──────── Materials provided
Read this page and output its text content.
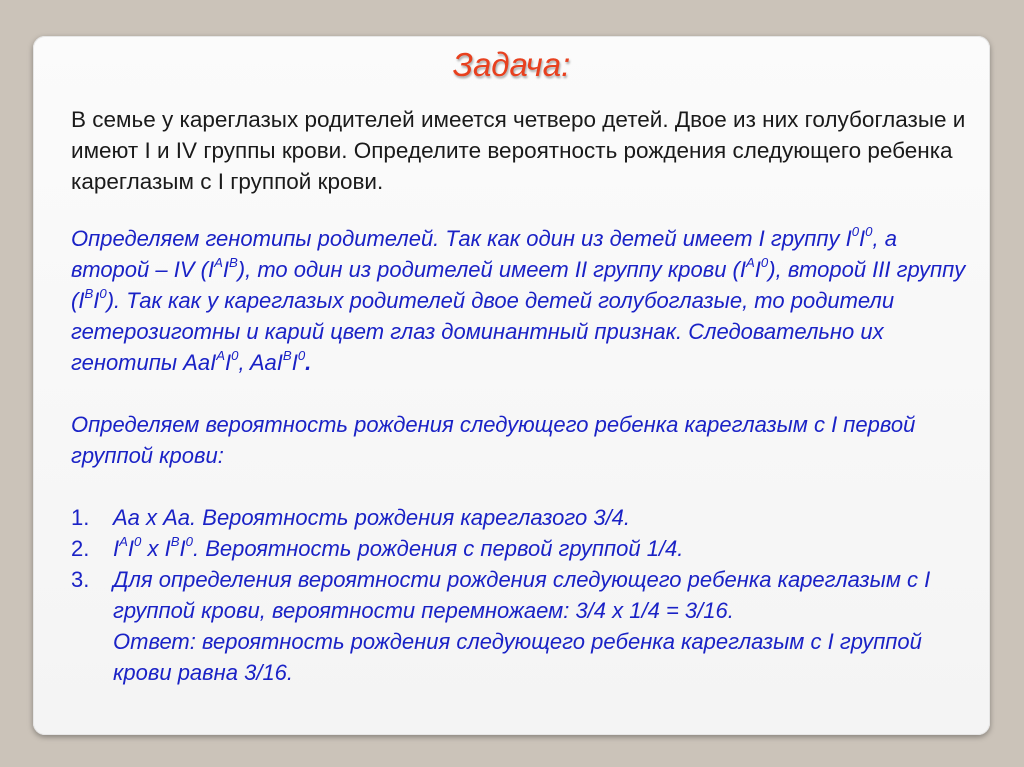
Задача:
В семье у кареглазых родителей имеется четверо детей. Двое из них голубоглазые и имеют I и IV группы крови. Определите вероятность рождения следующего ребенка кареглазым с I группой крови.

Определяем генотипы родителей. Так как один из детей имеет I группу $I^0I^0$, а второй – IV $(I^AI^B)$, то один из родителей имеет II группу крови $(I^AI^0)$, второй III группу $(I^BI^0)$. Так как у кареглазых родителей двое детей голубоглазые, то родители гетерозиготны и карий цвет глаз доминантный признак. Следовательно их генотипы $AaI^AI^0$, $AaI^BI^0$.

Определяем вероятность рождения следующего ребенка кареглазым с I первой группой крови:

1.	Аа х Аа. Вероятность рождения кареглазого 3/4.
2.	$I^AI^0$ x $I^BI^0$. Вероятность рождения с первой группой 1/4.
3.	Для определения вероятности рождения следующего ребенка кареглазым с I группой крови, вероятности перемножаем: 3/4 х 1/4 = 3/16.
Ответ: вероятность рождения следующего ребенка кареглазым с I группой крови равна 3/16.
────────────────
▸ Exercise brief
Reproduce the entries above exactly. Do not include the images.

▸ Task result
Read this page and output its text content.
Задача:
В семье у кареглазых родителей имеется четверо детей. Двое из них голубоглазые и имеют I и IV группы крови. Определите вероятность рождения следующего ребенка кареглазым с I группой крови.

Определяем генотипы родителей. Так как один из детей имеет I группу $I^0I^0$, а второй – IV $(I^AI^B)$, то один из родителей имеет II группу крови $(I^AI^0)$, второй III группу $(I^BI^0)$. Так как у кареглазых родителей двое детей голубоглазые, то родители гетерозиготны и карий цвет глаз доминантный признак. Следовательно их генотипы $AaI^AI^0$, $AaI^BI^0$.

Определяем вероятность рождения следующего ребенка кареглазым с I первой группой крови:

1.	Аа х Аа. Вероятность рождения кареглазого 3/4.
2.	$I^AI^0$ x $I^BI^0$. Вероятность рождения с первой группой 1/4.
3.	Для определения вероятности рождения следующего ребенка кареглазым с I группой крови, вероятности перемножаем: 3/4 х 1/4 = 3/16.
Ответ: вероятность рождения следующего ребенка кареглазым с I группой крови равна 3/16.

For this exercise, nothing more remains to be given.